- **Aim**
Report how many of the rows below contain the string "curve", with case counting. Give only the number.

══ Stored data ══

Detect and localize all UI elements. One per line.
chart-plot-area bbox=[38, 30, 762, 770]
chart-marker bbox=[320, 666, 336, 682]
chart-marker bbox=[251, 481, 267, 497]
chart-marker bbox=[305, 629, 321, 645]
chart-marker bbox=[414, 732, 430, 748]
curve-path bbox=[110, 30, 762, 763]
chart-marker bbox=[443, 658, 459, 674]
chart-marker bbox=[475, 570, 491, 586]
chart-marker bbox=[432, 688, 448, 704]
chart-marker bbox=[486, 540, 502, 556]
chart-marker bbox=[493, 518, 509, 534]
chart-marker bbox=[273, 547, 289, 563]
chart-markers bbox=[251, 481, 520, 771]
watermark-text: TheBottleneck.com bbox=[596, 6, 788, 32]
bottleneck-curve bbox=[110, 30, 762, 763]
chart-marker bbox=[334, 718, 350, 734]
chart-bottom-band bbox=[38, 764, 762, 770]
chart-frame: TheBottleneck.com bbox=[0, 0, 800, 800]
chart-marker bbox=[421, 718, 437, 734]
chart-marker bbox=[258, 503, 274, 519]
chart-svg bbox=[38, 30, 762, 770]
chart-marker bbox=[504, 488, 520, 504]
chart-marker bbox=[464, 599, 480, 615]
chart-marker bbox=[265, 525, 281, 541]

═══

- **Exercise output**
2